[Available data]

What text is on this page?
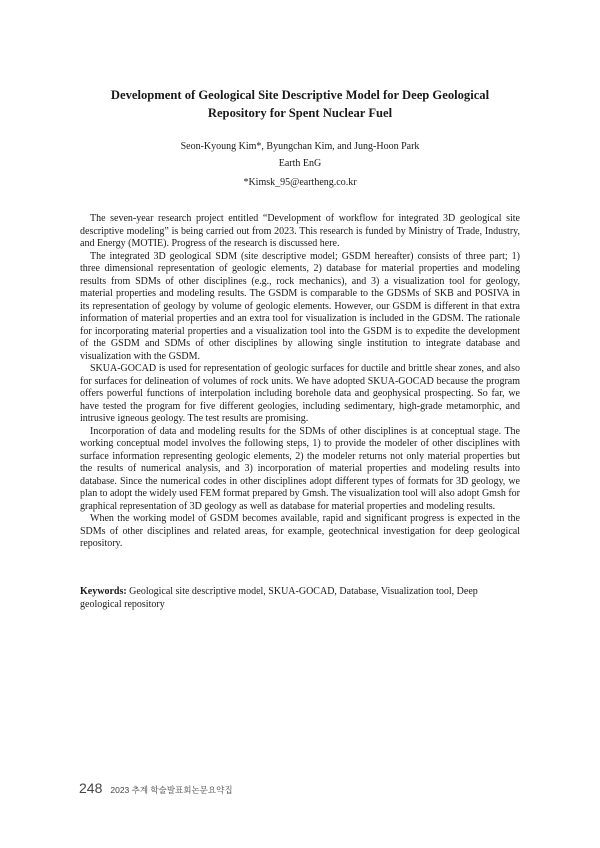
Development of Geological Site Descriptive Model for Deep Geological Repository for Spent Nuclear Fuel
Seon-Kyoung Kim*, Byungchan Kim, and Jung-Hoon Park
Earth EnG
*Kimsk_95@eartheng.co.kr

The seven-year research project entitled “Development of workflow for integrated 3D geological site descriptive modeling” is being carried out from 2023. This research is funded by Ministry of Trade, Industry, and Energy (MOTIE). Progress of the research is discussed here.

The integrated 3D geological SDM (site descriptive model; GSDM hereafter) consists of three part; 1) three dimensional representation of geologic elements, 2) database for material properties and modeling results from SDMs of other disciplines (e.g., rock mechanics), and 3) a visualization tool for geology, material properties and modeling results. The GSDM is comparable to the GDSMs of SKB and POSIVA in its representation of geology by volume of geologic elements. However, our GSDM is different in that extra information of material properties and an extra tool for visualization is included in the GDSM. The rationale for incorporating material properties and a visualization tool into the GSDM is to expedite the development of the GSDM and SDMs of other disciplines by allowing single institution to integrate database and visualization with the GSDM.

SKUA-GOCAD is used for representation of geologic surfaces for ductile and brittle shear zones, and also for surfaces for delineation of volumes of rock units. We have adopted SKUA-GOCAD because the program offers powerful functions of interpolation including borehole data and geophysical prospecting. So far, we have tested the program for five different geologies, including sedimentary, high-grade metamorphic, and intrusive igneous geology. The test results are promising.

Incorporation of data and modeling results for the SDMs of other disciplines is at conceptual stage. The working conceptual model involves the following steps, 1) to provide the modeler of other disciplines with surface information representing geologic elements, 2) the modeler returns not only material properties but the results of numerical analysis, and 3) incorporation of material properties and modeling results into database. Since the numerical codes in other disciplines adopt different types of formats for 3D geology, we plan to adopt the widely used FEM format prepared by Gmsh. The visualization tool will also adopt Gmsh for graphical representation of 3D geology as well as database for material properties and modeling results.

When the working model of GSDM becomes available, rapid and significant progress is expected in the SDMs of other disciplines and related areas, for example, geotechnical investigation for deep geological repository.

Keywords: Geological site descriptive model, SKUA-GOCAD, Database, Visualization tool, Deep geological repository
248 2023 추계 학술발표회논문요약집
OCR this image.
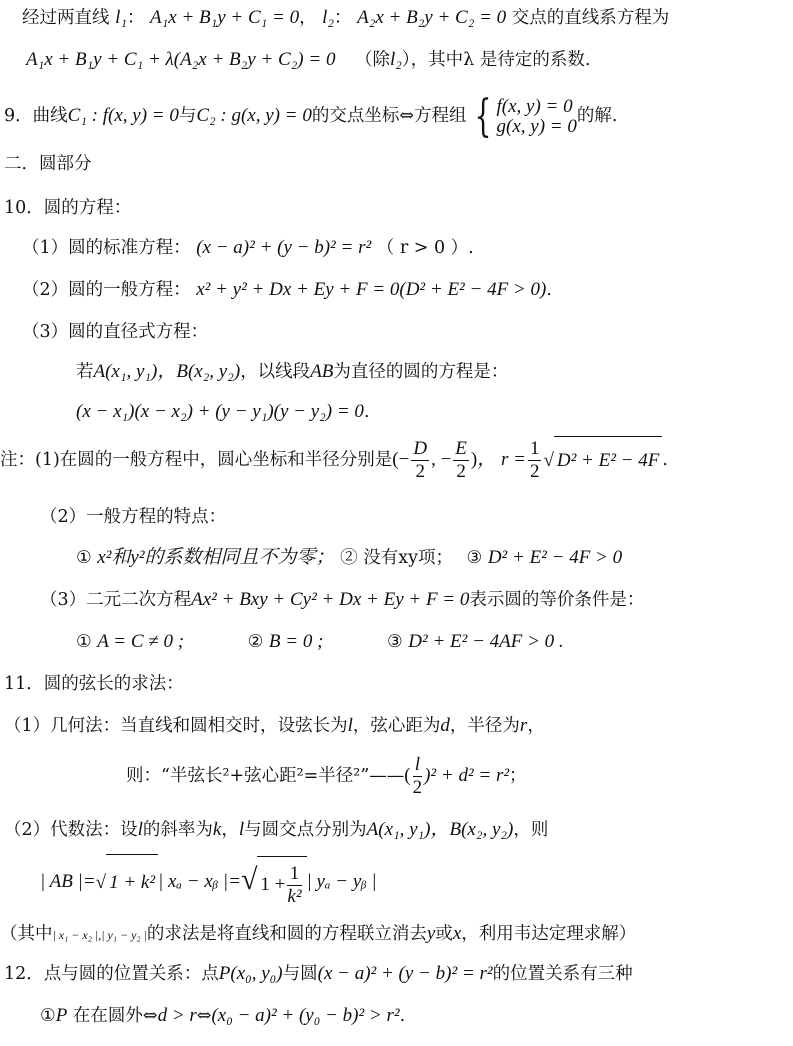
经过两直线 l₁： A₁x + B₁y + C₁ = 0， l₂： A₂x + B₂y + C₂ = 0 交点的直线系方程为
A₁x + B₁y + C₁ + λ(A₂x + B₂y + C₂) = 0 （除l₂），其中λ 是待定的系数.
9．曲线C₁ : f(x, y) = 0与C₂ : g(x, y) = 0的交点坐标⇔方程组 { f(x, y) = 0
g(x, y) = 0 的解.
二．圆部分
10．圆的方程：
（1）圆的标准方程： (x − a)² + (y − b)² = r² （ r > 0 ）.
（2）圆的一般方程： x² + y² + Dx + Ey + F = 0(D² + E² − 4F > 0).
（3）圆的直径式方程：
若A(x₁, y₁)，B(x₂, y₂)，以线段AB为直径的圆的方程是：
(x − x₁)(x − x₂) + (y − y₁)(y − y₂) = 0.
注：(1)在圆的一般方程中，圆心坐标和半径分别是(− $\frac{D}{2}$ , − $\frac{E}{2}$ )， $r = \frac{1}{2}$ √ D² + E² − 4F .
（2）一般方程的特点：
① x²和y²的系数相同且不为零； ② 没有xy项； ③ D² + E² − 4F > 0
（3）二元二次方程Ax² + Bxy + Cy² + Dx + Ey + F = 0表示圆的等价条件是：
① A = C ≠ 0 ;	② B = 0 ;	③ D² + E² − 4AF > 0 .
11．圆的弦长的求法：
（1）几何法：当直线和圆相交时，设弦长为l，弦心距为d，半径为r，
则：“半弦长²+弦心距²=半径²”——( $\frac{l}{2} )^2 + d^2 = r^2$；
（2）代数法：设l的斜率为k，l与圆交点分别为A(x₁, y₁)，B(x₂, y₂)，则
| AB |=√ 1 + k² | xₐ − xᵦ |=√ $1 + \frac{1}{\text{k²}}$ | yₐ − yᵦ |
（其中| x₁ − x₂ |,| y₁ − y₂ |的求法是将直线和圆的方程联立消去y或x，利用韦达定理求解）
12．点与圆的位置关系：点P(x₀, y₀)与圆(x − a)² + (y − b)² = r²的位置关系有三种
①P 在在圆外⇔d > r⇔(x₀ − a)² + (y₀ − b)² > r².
* * *
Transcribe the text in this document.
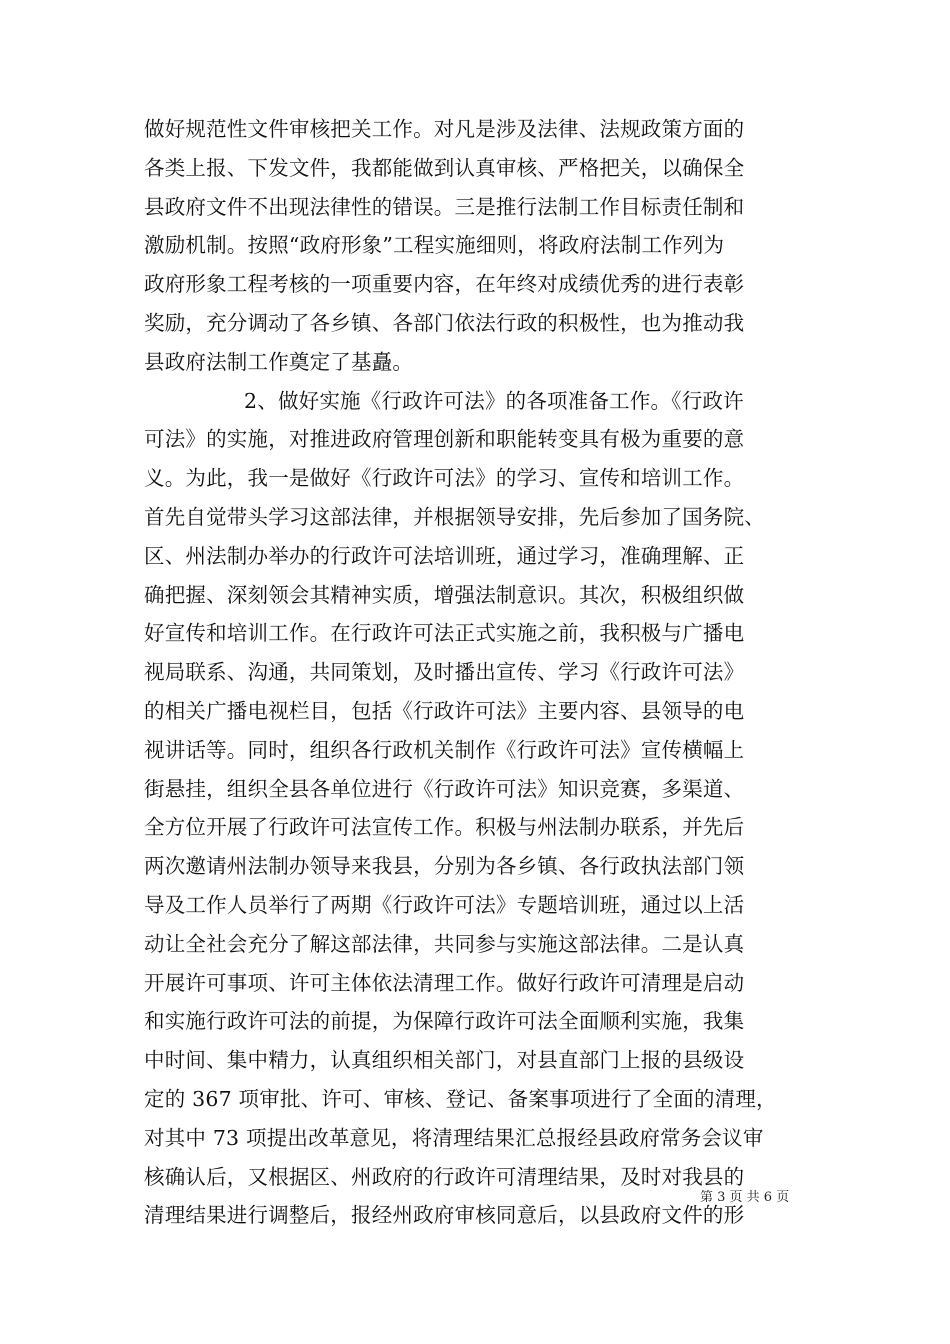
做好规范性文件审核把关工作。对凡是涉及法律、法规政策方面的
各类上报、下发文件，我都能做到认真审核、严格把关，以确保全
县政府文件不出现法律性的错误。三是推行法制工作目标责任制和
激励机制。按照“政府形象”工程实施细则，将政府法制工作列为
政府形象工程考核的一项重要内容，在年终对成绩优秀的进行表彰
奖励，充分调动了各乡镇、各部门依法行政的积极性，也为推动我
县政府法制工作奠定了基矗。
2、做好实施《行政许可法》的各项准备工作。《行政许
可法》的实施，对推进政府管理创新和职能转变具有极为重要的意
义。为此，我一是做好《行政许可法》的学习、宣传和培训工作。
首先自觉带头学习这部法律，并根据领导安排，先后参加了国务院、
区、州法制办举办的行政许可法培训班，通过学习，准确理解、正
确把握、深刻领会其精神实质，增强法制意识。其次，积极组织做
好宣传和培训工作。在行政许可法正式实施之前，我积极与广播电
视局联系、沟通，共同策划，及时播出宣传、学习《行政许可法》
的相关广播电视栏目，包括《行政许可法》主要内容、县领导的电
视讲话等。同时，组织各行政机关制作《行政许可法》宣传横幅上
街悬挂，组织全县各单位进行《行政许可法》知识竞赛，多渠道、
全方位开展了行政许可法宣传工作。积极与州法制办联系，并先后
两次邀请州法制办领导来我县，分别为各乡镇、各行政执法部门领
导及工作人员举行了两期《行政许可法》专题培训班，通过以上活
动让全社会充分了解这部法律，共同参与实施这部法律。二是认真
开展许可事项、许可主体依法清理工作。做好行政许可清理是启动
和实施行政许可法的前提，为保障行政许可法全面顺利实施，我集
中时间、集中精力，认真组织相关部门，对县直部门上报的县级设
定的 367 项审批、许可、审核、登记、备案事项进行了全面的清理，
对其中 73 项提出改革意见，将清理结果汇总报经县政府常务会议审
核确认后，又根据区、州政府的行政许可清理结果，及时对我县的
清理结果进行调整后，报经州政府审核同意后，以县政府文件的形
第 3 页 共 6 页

[Short exercise] The word "GOCAD" may occur in lines of the records. Report how many such lines there are, giving only the number.

[Response] 2